Pull every line with the word "Pertalite" out of the entries below.

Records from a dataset
________
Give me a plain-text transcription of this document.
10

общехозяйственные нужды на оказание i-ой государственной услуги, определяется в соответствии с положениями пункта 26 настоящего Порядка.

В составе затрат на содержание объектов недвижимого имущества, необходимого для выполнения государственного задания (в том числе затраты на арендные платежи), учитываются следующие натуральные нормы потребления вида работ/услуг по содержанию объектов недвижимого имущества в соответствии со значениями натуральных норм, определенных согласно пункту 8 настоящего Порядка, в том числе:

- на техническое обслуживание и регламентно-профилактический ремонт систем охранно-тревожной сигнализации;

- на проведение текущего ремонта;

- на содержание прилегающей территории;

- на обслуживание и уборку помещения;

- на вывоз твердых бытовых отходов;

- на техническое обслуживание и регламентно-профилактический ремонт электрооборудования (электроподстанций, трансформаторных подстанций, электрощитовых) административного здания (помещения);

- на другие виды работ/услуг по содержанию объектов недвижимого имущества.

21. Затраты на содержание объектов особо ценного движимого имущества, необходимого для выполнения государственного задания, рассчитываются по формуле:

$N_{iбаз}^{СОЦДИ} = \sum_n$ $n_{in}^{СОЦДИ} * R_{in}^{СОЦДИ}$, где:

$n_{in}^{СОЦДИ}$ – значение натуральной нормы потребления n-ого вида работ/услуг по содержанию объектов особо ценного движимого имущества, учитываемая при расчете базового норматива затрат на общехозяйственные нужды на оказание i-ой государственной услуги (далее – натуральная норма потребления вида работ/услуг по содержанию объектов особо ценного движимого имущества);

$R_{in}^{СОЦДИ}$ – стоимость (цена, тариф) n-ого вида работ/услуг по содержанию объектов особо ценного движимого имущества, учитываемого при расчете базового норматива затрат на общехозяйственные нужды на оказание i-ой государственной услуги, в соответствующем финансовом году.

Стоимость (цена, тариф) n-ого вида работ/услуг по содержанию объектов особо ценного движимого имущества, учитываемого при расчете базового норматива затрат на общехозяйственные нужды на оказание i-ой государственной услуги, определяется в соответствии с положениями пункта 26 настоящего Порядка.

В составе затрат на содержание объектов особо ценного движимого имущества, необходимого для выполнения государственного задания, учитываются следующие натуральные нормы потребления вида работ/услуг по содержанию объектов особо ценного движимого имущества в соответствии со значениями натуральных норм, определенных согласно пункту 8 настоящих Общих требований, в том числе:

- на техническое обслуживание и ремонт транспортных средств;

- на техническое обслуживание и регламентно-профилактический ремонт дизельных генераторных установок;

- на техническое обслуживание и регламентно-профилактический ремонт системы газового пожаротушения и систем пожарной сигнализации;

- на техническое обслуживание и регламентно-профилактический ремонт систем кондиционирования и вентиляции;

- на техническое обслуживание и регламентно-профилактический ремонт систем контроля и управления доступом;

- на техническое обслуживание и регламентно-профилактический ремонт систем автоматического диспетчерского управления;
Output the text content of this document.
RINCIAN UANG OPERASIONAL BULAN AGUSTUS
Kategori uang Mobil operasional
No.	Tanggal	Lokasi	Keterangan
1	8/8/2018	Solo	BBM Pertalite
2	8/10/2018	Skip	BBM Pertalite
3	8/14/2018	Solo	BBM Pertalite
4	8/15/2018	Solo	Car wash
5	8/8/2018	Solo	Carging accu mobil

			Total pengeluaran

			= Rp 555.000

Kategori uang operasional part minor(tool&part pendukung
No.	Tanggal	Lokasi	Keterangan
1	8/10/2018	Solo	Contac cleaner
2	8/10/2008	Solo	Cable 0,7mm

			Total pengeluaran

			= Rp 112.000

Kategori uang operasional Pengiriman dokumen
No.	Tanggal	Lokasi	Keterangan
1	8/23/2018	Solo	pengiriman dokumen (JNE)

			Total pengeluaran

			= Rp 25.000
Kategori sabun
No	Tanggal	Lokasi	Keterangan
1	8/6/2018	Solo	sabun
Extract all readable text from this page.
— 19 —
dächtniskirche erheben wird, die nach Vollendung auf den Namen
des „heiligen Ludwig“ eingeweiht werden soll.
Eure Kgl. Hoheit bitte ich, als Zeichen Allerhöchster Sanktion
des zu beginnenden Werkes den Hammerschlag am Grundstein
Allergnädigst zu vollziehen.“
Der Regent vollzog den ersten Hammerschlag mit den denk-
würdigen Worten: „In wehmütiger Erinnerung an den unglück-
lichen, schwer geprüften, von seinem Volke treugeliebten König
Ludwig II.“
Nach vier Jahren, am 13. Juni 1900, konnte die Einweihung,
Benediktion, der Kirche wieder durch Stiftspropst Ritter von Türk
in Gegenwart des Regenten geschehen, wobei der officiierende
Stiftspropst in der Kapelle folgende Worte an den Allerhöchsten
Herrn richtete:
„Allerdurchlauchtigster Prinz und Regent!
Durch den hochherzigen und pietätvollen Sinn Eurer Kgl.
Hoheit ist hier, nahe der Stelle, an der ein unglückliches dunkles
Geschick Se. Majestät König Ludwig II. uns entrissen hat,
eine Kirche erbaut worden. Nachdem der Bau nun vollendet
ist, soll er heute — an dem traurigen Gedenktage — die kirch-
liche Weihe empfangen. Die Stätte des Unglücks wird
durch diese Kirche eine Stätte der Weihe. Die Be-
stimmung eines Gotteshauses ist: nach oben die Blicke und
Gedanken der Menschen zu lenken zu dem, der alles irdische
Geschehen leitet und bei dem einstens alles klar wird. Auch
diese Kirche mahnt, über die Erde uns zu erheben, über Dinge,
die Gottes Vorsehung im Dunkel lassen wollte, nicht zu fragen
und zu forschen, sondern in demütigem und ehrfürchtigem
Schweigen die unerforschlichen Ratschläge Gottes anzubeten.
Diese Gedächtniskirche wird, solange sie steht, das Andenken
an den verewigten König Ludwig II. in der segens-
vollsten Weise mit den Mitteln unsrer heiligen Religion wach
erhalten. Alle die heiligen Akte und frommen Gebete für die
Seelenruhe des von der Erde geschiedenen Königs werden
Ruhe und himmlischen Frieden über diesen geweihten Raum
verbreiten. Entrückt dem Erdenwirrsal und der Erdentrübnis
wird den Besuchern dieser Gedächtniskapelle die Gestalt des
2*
________
◆ Written solution:
1	8/8/2018	Solo	BBM Pertalite
2	8/10/2018	Skip	BBM Pertalite
3	8/14/2018	Solo	BBM Pertalite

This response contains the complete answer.